(Data records)
::::::::

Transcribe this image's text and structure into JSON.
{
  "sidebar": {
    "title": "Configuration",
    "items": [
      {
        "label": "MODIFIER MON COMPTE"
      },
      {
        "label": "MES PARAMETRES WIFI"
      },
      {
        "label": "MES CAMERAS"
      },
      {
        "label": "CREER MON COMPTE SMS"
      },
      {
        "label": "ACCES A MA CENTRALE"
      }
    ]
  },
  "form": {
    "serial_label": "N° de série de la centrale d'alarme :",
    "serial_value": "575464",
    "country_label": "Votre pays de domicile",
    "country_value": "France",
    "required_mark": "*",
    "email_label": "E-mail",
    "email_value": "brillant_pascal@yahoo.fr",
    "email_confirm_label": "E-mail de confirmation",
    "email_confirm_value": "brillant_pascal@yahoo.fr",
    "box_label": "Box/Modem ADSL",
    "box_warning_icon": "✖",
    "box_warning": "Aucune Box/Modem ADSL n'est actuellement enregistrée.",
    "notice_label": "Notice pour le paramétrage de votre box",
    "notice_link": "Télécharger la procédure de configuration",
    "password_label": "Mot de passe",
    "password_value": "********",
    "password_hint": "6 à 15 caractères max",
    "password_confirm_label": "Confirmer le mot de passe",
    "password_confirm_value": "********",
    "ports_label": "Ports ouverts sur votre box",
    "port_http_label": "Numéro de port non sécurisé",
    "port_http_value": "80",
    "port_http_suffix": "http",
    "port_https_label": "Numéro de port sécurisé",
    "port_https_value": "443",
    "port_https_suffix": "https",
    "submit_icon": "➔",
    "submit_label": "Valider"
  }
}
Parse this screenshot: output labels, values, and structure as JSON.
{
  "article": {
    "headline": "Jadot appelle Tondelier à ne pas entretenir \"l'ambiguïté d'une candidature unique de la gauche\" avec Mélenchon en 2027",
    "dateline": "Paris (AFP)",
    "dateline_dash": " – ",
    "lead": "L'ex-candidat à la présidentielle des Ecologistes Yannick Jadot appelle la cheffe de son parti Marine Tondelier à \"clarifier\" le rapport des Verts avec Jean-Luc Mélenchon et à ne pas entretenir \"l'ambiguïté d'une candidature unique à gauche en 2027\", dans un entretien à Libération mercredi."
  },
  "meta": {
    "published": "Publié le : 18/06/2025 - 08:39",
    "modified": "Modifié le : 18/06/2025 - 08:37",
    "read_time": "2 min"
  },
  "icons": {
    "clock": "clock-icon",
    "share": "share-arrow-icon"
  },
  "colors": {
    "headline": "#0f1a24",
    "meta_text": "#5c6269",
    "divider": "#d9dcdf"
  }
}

::::::::

_Written task:_ Copy out each line of the data where the string "passe" appears.

_Complete output:_
    "password_label": "Mot de passe",
    "password_confirm_label": "Confirmer le mot de passe",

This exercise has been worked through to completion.